* START Extracted data *

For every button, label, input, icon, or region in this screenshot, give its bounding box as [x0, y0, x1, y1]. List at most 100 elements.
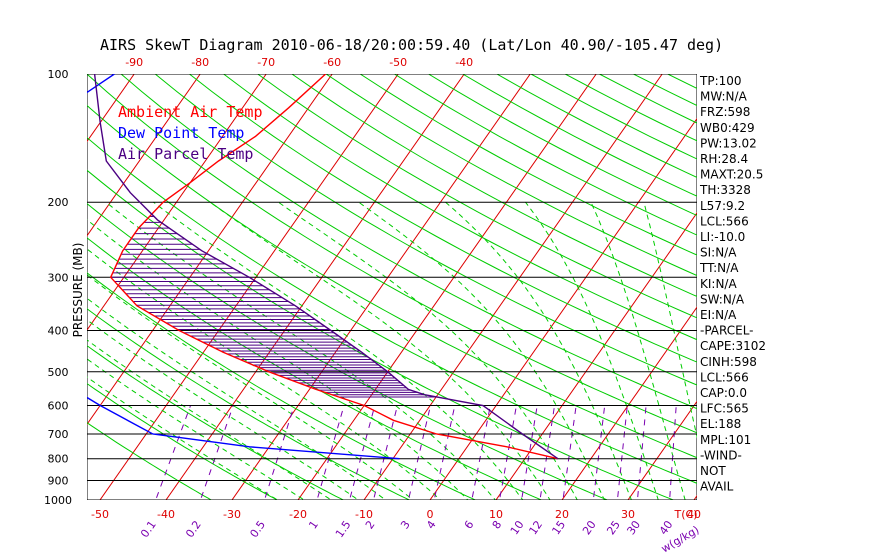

* END Extracted data *
* START Extracted data *

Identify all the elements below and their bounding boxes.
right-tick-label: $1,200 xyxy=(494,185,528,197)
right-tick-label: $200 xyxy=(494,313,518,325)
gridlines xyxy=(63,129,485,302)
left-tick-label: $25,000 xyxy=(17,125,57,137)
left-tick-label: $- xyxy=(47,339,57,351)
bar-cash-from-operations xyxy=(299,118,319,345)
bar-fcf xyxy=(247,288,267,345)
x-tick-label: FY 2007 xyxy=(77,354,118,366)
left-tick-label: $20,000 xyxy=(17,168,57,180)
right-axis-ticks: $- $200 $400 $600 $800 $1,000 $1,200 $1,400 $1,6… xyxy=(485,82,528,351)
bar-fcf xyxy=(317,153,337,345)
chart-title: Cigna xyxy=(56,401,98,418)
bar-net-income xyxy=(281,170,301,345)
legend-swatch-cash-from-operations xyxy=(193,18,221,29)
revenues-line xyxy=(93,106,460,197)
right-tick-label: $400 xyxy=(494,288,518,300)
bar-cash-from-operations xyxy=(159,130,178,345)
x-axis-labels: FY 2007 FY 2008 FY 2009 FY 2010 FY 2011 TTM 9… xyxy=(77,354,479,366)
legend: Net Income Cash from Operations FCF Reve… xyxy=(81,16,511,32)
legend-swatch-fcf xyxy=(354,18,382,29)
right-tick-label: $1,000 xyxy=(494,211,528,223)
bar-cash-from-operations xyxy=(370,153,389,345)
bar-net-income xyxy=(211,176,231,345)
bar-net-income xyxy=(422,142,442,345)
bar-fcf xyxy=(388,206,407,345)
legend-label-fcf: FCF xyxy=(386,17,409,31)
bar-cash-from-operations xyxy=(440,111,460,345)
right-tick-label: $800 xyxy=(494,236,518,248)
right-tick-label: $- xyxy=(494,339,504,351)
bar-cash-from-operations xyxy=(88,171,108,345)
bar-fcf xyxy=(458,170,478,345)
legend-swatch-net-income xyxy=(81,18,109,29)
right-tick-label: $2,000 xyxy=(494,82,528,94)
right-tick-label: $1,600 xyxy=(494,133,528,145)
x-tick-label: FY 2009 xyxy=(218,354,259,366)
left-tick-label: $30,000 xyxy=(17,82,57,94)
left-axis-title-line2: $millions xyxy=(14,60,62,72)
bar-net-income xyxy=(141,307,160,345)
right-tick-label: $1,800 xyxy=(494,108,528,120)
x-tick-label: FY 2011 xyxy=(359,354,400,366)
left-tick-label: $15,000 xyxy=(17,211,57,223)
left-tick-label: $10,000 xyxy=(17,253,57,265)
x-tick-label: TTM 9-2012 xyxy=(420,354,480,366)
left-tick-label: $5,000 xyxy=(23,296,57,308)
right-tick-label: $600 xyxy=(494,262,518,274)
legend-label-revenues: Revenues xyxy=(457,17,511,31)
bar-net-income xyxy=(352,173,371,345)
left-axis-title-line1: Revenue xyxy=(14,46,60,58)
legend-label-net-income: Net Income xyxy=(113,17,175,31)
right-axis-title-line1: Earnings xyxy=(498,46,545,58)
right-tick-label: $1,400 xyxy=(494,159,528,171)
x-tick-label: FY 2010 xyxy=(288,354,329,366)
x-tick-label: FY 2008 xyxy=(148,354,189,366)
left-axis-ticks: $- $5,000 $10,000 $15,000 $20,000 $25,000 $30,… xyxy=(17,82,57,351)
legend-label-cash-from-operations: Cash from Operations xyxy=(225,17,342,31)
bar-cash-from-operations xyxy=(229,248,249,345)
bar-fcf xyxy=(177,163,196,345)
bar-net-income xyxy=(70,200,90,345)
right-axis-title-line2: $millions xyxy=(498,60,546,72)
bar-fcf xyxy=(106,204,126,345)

* END Extracted data *

Exercise requirements
Return the lines above from the one containing "Identify all the" through the one containing "left-tick-label: $20,000 xyxy=(17,168,57,180)", inclusive, reproducing them verbatim.

Output of the exercise
Identify all the elements below and their bounding boxes.
right-tick-label: $1,200 xyxy=(494,185,528,197)
right-tick-label: $200 xyxy=(494,313,518,325)
gridlines xyxy=(63,129,485,302)
left-tick-label: $25,000 xyxy=(17,125,57,137)
left-tick-label: $- xyxy=(47,339,57,351)
bar-cash-from-operations xyxy=(299,118,319,345)
bar-fcf xyxy=(247,288,267,345)
x-tick-label: FY 2007 xyxy=(77,354,118,366)
left-tick-label: $20,000 xyxy=(17,168,57,180)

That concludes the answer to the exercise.